------ 节选 ------

土壤总石油烃含量用四氯化碳作萃取剂进行萃取，并用红外测油仪进行检测。土壤有机物含量及组成经二氯甲烷[21]萃取后，利用微波萃取-硅胶氧化铝层析柱净化，同时添加二氯甲烷和正己烷的混合溶液(1∶1)洗脱，洗脱液浓缩后用气相色谱仪分析多环芳烃和正构烷烃的含量。

微生物活性通过酶标仪监测48 h内OD值得出其生长曲线。使用Power Soil DNA Isolation Kit试剂盒(深圳安必胜公司)对定期所取土样的DNA进行提取后，用HEX荧光标记引物ITSF(GTCGTAACAAGGTAGCCGTA)和ITSReub(GCCAAGGCATCCACC)[14]进行PCR扩增，将扩增产物送到上海生工公司采用ARISA技术检测，检测结果利用Peakscanner软件分析。微生物功能基因多样性则是将引物换成表1中所示的引物进行PCR扩增，然后通过琼脂糖凝胶电泳检测，并根据条带的有无确定降解基因的存在。

2 结果与分析

2.1 石油烃的降解效果

本试验采用无菌水菌悬液和LB菌悬液两种方式制作修复菌剂，前者不含碳源和无机营养物质，后者含有碳源和氮、磷、钾等无机营养元素。

图1为两种菌剂方式对土壤中石油烃的降解效果。由图1可知，不加菌水和添加水菌悬液的土壤中石油烃含量变化较小，两者的趋势相近；添加LB菌悬液的土壤中石油烃含量在前35 d下降较快，其降解率为30.2%，35 d后由于LB培养基中的营养消耗殆尽，从而石油烃停止降解。由此说明，微生物对有机物的作用存在共代谢。因此，使用降解菌群进行石油烃污染修复时，必须要考虑供给微生物生长繁殖所需的碳、氮、磷、钾等营养元素。

2.2 石油烃降解过程中脂肪烃组成的变化

经LB菌悬液处理后石油烃降解过程中正构烷烃的组成发生了变化(见图2)，LB菌悬液处理土壤15 d后，较短碳链(C15～C25)的脂肪烃含量降低，说明较短碳链的脂肪烃较容易被降解；处理30 d后长链脂肪烃含量降低，短链脂肪烃含量增加，表明长链脂肪烃开始降解生成短链脂肪烃。

2.3 石油烃降解过程中多环芳烃组成的变化

经LB菌悬液处理后石油烃降解过程中多环芳烃(PAHs)的组成也发生了明显的变化(见图3)，与正构烷烃相似，LB菌悬液处理土壤15 d后，3环的菲和4环的荧蒽已降解；处理30 d后，6环的茚苯(1,2,3-cd)芘比例降低，5环的苯并(k)荧蒽和苯并(b)荧蒽比例增加。总的来说，少环的多环芳烃先发生降解，多环的多环芳烃向少环方向迁移。

------ 数据摘录 ------

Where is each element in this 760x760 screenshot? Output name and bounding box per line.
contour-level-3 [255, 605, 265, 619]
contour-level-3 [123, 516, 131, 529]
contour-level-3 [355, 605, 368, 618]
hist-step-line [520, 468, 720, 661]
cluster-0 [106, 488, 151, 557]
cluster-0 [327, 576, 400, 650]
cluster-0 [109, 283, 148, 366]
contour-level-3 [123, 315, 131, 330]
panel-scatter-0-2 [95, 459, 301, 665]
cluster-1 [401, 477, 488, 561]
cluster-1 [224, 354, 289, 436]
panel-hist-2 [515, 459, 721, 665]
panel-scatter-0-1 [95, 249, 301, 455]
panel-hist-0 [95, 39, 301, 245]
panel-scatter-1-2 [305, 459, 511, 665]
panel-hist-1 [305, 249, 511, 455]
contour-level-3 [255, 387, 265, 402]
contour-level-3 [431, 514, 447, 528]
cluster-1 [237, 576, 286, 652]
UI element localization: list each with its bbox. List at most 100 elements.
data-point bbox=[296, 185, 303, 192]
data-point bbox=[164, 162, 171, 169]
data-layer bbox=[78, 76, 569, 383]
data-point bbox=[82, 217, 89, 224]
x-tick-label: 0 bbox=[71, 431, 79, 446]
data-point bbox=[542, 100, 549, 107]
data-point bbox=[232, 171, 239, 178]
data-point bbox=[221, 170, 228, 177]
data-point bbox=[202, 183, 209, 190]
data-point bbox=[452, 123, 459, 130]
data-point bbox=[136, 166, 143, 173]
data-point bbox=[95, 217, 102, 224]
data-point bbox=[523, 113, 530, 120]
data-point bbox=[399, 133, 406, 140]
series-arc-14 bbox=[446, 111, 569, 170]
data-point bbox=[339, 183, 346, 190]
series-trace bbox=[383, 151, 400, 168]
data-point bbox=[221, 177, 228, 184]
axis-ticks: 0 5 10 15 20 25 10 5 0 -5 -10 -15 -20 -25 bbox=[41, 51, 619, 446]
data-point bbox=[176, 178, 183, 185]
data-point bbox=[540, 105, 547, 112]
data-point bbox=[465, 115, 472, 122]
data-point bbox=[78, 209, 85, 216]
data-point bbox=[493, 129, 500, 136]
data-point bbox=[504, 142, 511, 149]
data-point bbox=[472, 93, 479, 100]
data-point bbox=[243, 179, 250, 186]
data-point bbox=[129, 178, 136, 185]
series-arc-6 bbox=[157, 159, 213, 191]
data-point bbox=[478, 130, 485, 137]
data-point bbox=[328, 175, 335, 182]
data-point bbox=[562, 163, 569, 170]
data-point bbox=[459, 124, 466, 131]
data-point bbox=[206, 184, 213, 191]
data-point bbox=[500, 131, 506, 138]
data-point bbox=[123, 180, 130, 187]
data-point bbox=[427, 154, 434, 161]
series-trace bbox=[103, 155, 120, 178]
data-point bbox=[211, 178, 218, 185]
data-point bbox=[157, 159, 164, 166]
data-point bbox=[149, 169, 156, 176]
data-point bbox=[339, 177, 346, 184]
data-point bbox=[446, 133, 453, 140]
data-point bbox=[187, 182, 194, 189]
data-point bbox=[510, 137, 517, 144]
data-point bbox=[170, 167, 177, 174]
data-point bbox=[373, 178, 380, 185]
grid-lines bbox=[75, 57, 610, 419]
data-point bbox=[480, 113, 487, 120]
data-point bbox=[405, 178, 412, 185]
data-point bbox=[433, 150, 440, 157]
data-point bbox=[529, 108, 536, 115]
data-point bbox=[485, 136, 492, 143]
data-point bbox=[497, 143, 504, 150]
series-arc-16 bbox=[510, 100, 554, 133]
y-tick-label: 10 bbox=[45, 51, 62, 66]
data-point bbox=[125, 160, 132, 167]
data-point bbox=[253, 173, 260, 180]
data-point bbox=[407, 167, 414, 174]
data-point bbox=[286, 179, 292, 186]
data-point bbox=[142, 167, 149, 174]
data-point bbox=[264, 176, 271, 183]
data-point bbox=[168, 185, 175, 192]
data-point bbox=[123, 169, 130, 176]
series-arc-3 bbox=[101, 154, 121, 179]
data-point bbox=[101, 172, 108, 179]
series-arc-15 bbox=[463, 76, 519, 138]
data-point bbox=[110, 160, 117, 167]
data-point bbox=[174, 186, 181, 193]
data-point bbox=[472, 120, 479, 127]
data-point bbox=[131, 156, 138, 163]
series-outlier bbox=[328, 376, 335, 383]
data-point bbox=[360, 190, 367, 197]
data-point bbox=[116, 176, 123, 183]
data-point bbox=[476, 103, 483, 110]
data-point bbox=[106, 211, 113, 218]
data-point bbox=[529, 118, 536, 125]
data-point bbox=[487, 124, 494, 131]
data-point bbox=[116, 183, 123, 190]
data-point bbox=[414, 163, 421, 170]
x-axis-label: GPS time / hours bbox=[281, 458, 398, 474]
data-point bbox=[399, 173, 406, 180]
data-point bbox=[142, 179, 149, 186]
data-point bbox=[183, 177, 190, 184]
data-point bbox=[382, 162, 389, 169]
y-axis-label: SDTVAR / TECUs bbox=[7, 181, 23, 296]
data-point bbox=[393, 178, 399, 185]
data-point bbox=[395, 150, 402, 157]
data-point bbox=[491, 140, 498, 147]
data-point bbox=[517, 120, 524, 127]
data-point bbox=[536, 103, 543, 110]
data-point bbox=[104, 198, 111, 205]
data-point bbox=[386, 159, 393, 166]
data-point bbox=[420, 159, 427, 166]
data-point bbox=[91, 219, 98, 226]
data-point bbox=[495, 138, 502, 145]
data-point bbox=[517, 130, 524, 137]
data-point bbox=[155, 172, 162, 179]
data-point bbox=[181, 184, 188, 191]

------

— 练习 —
请原文摘录节选中的一段：以含有“土壤总石油烃含量用四氯化碳作”的词句开头，到“和氮、磷、钾等无机营养元素。”结束。 上述列表在本练习中不起任何作用。

— 参考答案 —
土壤总石油烃含量用四氯化碳作萃取剂进行萃取，并用红外测油仪进行检测。土壤有机物含量及组成经二氯甲烷[21]萃取后，利用微波萃取-硅胶氧化铝层析柱净化，同时添加二氯甲烷和正己烷的混合溶液(1∶1)洗脱，洗脱液浓缩后用气相色谱仪分析多环芳烃和正构烷烃的含量。

微生物活性通过酶标仪监测48 h内OD值得出其生长曲线。使用Power Soil DNA Isolation Kit试剂盒(深圳安必胜公司)对定期所取土样的DNA进行提取后，用HEX荧光标记引物ITSF(GTCGTAACAAGGTAGCCGTA)和ITSReub(GCCAAGGCATCCACC)[14]进行PCR扩增，将扩增产物送到上海生工公司采用ARISA技术检测，检测结果利用Peakscanner软件分析。微生物功能基因多样性则是将引物换成表1中所示的引物进行PCR扩增，然后通过琼脂糖凝胶电泳检测，并根据条带的有无确定降解基因的存在。

2 结果与分析

2.1 石油烃的降解效果

本试验采用无菌水菌悬液和LB菌悬液两种方式制作修复菌剂，前者不含碳源和无机营养物质，后者含有碳源和氮、磷、钾等无机营养元素。